→ Fonte
RCand - 0601349-29.2022.6.21.0000 - Voto Relator(a) - Sessão: 12/09/2022 às 14:00

 VOTO

Senhor Presidente.

Eminentes Colegas.

 

Inicialmente, tenho que os demais requisitos atinentes ao requerimento de registro de candidatura de PAULO EUCLIDES GARCIA DE AZEREDO foram atendidos, restando, tão somente, a análise quanto à Ação de Impugnação ao Registro de Candidatura proposta pelo Ministério Público Eleitoral.

O DRAP principal encontra-se julgado e deferido.

 

Da tempestividade

Quanto à tempestividade, o prazo de ajuizamento da Ação de Impugnação a Registro de Candidatura tem previsão na Resolução TSE n. 23.609/19:

Art. 40. Cabe a qualquer candidata ou candidato, partido político, federação, coligação ou ao Ministério Público, no prazo de 5 (cinco) dias, contados da publicação do edital relativo ao pedido de registro, impugná-lo em petição fundamentada (LC nº 64/1990, art. 3º, caput). (Redação dada pela Resolução nº 23.675/2021)

→ Pedido A
Localize nas entradas abaixo todas as linhas que contêm a palavra "line" e copie cada uma delas.

→ Dados da tarefa
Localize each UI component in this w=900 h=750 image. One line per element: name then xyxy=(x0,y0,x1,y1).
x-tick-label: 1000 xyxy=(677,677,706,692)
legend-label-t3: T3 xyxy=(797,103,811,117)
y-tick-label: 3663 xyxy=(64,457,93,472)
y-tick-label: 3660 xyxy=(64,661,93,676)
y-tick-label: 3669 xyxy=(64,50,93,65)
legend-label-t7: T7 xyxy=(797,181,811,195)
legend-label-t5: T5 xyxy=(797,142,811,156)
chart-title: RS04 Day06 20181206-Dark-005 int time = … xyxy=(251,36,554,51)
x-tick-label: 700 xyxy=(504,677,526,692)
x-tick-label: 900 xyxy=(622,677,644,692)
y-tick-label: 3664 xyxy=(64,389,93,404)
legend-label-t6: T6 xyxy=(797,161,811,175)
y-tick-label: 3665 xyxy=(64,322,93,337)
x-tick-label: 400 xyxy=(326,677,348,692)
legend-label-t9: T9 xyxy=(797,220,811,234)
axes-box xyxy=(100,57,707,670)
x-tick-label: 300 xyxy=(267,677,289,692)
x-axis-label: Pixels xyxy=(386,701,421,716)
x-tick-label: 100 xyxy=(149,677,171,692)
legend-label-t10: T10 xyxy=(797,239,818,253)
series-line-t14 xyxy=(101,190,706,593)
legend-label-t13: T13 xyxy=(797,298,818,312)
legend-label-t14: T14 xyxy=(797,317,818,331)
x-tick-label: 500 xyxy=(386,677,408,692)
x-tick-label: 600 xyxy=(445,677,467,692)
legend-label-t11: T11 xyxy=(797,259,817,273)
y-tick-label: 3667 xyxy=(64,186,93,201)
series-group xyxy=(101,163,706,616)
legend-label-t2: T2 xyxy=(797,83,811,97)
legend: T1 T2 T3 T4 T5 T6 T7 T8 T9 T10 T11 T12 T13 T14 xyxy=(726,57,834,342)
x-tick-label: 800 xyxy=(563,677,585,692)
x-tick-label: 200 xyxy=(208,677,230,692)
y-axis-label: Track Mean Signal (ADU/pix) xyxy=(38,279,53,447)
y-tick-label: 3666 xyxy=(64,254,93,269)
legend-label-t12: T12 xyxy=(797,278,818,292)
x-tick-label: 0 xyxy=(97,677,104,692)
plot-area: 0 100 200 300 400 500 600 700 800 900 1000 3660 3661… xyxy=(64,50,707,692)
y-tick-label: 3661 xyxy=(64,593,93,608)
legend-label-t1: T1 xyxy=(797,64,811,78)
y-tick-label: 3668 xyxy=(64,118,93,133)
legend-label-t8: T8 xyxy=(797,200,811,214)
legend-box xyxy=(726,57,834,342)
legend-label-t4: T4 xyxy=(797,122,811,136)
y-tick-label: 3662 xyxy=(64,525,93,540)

→ Pedido B
Por favor, traduza para o inglês esta frase do voto: "O DRAP principal encontra-se julgado e deferido."

→ Resposta A
Localize each UI component in this w=900 h=750 image. One line per element: name then xyxy=(x0,y0,x1,y1).
series-line-t14 xyxy=(101,190,706,593)

→ Resposta B
The main DRAP has been judged and granted.